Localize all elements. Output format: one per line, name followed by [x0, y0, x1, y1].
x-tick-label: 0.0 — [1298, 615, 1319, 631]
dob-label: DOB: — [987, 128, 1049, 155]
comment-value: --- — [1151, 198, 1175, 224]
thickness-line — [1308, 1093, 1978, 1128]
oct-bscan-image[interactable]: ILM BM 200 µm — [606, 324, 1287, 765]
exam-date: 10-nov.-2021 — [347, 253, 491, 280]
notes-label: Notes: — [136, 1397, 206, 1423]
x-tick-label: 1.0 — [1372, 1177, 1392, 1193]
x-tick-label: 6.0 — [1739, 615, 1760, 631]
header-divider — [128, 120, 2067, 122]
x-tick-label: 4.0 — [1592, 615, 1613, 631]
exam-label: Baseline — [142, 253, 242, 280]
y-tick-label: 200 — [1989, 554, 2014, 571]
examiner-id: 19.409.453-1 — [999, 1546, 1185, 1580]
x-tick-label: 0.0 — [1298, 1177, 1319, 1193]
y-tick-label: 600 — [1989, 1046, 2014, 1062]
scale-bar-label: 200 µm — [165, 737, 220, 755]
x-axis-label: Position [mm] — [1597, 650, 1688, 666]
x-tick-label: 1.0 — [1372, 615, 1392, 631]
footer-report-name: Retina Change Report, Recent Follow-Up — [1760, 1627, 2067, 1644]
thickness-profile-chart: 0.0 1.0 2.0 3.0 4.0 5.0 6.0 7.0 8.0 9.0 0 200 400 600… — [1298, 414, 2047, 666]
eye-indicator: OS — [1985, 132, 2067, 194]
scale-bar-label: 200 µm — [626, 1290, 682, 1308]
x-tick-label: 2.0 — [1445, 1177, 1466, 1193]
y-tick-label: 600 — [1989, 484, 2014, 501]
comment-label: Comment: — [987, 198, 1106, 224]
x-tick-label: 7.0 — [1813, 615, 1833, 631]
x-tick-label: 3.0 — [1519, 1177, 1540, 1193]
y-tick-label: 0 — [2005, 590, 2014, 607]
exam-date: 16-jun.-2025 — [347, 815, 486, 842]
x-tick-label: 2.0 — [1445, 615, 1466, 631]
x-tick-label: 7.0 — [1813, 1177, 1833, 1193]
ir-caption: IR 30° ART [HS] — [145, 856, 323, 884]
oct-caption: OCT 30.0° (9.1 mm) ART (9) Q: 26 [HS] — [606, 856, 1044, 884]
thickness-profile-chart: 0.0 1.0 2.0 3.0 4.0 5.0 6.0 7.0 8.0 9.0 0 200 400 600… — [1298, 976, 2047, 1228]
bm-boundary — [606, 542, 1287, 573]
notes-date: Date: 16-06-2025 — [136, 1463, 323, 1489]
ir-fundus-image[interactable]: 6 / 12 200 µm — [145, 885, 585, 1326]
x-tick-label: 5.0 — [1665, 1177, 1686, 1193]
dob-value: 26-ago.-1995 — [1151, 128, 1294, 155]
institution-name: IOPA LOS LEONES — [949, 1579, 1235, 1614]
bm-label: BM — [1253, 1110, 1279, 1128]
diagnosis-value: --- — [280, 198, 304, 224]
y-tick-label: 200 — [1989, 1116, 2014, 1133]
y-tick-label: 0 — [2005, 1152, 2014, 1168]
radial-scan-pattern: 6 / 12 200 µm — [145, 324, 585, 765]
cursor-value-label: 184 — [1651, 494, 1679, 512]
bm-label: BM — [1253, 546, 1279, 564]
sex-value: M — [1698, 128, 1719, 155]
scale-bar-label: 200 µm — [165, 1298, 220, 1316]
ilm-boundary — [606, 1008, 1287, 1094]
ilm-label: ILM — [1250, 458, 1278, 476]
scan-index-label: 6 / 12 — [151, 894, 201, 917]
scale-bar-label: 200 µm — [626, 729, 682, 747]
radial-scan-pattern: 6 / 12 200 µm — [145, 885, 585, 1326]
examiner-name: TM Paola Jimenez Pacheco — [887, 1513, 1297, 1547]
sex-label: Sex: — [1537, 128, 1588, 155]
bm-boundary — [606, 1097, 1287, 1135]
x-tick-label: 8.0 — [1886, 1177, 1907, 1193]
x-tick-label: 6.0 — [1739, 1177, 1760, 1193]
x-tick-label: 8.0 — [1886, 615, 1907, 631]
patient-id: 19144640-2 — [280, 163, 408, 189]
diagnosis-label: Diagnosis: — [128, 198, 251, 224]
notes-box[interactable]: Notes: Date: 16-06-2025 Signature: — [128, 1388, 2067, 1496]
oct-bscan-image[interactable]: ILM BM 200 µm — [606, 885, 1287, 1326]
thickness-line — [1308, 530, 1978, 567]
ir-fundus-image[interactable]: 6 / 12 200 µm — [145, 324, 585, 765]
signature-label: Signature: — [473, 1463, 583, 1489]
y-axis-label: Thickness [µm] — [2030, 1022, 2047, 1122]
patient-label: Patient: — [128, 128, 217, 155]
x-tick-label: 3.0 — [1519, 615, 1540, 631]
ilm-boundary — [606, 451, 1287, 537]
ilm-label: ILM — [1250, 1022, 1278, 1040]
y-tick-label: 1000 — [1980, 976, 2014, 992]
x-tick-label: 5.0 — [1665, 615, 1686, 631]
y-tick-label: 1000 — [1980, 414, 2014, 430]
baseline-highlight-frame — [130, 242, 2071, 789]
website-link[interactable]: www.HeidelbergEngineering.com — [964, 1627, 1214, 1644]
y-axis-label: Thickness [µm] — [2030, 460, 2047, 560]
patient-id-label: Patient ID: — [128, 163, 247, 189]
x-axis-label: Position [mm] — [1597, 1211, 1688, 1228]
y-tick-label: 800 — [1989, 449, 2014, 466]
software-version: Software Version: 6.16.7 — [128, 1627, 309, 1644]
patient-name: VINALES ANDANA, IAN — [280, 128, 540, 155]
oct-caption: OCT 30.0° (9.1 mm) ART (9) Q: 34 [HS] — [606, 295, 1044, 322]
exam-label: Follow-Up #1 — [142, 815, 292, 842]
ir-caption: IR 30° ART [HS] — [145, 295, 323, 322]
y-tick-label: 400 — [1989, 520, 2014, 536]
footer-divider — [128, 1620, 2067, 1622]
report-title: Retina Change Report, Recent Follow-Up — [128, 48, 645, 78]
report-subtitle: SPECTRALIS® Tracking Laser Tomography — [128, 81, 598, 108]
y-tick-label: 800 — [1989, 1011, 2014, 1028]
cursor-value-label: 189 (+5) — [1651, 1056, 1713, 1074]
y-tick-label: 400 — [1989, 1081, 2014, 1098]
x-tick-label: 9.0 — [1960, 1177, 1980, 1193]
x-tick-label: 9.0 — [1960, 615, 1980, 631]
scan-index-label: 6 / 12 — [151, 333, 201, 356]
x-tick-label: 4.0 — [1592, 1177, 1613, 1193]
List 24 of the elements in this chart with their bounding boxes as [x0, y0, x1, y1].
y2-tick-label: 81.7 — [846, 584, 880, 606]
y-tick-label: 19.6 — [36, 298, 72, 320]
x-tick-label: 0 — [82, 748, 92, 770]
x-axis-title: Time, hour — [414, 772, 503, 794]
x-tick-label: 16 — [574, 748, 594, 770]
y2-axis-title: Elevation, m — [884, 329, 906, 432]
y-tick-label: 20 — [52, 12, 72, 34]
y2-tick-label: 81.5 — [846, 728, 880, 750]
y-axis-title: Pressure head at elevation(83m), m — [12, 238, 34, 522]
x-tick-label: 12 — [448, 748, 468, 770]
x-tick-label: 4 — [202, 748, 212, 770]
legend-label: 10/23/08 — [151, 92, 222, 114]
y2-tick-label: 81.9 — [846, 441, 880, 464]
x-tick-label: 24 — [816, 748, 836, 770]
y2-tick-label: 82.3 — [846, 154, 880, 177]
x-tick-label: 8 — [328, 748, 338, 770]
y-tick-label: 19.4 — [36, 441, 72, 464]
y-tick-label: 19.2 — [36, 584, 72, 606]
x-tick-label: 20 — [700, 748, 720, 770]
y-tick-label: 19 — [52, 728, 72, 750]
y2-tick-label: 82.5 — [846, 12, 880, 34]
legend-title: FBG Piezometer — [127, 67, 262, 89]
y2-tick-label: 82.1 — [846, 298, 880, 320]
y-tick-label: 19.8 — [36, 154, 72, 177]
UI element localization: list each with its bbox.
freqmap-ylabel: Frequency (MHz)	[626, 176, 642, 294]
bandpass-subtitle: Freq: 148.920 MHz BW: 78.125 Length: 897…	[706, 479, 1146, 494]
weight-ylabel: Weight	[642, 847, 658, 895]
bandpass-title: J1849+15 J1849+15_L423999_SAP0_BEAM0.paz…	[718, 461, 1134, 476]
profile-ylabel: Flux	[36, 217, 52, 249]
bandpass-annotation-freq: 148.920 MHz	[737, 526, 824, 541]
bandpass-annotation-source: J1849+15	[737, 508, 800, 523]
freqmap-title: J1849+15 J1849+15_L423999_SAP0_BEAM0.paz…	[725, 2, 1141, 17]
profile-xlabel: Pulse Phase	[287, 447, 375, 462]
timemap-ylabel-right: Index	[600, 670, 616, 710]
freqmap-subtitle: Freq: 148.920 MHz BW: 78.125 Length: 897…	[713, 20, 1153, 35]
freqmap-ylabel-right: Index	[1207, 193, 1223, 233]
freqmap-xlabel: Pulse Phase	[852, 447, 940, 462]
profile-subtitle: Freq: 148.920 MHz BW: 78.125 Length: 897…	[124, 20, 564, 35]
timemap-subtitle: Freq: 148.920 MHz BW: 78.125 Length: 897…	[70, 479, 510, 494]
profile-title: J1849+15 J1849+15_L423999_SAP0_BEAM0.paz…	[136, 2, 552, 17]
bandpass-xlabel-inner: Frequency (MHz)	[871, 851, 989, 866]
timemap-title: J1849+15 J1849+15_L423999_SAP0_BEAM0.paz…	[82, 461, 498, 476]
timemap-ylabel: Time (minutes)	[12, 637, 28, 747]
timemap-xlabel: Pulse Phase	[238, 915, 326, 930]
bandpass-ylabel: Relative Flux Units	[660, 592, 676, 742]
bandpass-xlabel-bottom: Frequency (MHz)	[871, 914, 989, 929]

+ + +

Exercise instructions: Please reproduce verbatim the lines of the records above, from the first line through the line that contains "thickness-line — [1308, 1093, 1978, 1128]", with both ends included.

Solution:
Localize all elements. Output format: one per line, name followed by [x0, y0, x1, y1].
x-tick-label: 0.0 — [1298, 615, 1319, 631]
dob-label: DOB: — [987, 128, 1049, 155]
comment-value: --- — [1151, 198, 1175, 224]
thickness-line — [1308, 1093, 1978, 1128]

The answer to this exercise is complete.